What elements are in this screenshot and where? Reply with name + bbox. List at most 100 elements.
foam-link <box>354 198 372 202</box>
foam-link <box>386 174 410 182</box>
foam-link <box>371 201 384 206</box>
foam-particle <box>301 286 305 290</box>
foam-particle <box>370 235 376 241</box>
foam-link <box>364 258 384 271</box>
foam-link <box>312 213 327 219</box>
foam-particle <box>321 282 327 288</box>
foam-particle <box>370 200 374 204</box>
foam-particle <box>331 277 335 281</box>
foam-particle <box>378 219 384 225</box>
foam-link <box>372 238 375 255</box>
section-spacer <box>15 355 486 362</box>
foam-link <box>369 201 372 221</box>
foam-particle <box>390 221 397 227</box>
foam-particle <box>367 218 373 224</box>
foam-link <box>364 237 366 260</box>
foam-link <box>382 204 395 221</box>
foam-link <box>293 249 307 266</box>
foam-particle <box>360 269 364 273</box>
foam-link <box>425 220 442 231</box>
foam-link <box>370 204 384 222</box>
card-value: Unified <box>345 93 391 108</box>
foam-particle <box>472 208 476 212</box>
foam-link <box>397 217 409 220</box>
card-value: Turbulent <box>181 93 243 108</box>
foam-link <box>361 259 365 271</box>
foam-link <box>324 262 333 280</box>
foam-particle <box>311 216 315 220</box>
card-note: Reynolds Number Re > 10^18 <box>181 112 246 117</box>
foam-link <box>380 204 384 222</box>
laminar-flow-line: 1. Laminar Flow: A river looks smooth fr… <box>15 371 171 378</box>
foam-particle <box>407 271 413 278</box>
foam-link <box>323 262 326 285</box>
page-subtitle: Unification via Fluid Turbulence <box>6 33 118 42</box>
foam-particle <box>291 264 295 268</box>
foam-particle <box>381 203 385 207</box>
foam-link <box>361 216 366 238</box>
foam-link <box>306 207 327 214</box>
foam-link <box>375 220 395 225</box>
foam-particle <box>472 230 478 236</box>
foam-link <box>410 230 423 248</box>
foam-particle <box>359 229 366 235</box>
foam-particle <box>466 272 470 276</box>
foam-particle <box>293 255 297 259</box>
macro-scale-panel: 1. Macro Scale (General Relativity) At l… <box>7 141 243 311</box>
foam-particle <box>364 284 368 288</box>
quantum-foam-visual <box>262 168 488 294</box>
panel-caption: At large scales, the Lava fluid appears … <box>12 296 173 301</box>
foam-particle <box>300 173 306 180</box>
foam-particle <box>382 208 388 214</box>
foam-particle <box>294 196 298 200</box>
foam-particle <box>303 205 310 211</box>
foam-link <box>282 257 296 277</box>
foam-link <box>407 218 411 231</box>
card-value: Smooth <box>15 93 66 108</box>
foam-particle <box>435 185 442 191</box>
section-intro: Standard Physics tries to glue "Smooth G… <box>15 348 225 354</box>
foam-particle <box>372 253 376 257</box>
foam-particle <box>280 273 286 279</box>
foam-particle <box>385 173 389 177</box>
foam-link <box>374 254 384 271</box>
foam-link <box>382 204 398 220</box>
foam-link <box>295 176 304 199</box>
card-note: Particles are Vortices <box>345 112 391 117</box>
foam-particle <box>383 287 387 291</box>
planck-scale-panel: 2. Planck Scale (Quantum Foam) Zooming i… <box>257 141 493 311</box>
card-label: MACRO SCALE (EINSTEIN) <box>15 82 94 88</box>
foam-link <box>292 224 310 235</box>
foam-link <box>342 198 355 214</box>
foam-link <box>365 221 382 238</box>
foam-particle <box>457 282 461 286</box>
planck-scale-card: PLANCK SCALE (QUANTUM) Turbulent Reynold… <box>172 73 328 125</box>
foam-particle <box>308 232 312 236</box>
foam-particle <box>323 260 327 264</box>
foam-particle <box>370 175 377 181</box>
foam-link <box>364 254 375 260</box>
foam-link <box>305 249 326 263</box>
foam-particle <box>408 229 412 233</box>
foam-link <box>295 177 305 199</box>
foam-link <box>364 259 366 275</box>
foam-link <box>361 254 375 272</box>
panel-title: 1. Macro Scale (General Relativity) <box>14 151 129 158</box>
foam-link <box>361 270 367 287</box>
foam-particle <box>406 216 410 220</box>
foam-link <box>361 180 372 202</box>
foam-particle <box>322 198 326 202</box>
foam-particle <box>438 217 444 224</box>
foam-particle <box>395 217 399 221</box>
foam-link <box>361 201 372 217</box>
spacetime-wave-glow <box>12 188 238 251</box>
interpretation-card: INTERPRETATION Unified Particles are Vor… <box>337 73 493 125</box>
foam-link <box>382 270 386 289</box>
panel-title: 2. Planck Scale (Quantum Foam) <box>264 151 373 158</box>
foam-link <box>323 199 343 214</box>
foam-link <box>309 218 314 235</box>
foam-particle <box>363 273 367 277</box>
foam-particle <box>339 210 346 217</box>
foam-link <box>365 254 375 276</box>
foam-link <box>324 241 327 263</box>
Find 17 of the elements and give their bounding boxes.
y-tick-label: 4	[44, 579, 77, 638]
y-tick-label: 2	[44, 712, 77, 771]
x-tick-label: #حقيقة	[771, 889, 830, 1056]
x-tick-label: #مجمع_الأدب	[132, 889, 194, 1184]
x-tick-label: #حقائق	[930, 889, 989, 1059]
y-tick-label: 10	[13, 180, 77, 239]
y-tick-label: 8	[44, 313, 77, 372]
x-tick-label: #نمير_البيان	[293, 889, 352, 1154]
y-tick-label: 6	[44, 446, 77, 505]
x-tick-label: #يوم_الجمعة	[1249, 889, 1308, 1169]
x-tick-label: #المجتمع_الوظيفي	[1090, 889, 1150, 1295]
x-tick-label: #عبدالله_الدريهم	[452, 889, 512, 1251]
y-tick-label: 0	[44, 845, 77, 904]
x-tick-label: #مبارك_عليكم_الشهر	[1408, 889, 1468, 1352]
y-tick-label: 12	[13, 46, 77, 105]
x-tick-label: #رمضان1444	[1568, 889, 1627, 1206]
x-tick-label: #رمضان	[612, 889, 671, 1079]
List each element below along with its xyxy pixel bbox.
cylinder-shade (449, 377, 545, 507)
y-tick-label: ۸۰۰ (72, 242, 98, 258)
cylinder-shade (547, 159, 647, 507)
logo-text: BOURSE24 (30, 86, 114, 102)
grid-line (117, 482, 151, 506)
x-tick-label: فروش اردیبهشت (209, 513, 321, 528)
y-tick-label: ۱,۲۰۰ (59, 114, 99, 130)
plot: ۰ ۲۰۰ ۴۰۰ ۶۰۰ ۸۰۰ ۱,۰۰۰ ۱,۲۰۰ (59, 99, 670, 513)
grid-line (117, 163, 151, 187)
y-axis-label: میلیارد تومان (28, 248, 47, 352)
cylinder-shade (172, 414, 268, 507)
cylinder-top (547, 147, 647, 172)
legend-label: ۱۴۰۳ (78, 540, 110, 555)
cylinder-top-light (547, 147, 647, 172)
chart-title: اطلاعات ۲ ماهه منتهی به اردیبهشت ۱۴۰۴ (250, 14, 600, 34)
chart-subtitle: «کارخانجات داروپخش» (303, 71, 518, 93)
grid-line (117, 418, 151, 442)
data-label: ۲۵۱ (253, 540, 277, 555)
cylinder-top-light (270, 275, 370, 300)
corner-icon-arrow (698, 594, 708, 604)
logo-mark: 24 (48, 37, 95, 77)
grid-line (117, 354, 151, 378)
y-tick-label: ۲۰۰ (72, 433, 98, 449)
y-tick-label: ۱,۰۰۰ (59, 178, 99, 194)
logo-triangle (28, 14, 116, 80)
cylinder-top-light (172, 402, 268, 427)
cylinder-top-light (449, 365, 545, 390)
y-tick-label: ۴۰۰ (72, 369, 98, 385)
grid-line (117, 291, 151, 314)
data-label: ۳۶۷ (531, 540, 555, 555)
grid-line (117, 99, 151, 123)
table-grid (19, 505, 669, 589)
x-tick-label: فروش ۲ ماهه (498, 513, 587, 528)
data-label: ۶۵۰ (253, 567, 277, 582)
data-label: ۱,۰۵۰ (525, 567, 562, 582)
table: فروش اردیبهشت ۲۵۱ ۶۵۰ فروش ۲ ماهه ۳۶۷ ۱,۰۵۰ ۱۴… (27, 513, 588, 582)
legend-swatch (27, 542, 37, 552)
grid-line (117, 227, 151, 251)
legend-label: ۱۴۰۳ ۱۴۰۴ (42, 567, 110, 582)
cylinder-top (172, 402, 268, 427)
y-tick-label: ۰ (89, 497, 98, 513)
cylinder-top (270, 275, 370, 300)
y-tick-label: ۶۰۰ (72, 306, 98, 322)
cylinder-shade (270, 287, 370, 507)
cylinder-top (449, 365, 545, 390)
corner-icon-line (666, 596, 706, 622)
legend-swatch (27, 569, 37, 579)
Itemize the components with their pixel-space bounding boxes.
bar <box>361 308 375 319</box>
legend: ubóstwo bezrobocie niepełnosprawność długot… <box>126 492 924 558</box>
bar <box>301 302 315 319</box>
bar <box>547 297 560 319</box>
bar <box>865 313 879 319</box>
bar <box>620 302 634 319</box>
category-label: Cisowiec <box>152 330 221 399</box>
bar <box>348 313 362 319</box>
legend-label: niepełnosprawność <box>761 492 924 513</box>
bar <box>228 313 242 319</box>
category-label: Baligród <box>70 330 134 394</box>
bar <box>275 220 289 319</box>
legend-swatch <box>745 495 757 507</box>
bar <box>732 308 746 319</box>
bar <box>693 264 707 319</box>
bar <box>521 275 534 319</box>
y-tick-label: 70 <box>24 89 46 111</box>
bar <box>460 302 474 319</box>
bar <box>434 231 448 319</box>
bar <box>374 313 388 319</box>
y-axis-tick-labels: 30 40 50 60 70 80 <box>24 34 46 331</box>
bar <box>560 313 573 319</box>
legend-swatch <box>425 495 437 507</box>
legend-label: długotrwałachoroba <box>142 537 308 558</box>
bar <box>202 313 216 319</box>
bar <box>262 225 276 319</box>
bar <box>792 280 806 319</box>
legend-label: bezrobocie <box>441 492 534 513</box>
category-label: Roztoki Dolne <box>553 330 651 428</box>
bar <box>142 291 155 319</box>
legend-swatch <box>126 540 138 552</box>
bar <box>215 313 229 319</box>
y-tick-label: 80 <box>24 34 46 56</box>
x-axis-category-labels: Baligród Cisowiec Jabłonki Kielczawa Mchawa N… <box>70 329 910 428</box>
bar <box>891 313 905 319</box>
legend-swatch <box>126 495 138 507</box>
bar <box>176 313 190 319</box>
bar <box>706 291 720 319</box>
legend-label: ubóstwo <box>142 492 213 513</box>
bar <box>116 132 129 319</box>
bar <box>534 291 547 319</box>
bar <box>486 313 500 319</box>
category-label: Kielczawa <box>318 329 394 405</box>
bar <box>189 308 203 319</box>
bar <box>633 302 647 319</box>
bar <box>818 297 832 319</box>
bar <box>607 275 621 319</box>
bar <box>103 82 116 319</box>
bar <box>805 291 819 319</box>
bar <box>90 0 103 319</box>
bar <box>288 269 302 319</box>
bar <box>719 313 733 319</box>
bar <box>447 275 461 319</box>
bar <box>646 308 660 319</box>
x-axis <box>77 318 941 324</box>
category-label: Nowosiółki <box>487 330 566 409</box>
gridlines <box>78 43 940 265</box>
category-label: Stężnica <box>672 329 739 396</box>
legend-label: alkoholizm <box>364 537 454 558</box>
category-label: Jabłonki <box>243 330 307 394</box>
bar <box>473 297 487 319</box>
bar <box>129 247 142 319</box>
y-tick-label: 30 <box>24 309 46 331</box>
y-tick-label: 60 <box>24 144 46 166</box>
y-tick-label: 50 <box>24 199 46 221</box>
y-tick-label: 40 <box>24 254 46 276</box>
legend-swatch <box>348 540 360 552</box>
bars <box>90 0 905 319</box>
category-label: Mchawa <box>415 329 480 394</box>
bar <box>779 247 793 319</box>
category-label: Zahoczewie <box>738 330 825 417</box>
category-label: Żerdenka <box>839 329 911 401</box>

----------------------------------------

▶ [Exercise brief]: Please copy the material from its first line through the line that has "foam-particle <box>367 218 373 224</box>", substituting "foam-bridge" for every "foam-link" and leaving everything else unchanged.

▶ [Response to the task]:
What elements are in this screenshot and where? Reply with name + bbox. List at most 100 elements.
foam-bridge <box>354 198 372 202</box>
foam-bridge <box>386 174 410 182</box>
foam-bridge <box>371 201 384 206</box>
foam-particle <box>301 286 305 290</box>
foam-particle <box>370 235 376 241</box>
foam-bridge <box>364 258 384 271</box>
foam-bridge <box>312 213 327 219</box>
foam-particle <box>321 282 327 288</box>
foam-particle <box>370 200 374 204</box>
foam-particle <box>331 277 335 281</box>
foam-particle <box>378 219 384 225</box>
foam-bridge <box>372 238 375 255</box>
section-spacer <box>15 355 486 362</box>
foam-bridge <box>369 201 372 221</box>
foam-particle <box>390 221 397 227</box>
foam-particle <box>367 218 373 224</box>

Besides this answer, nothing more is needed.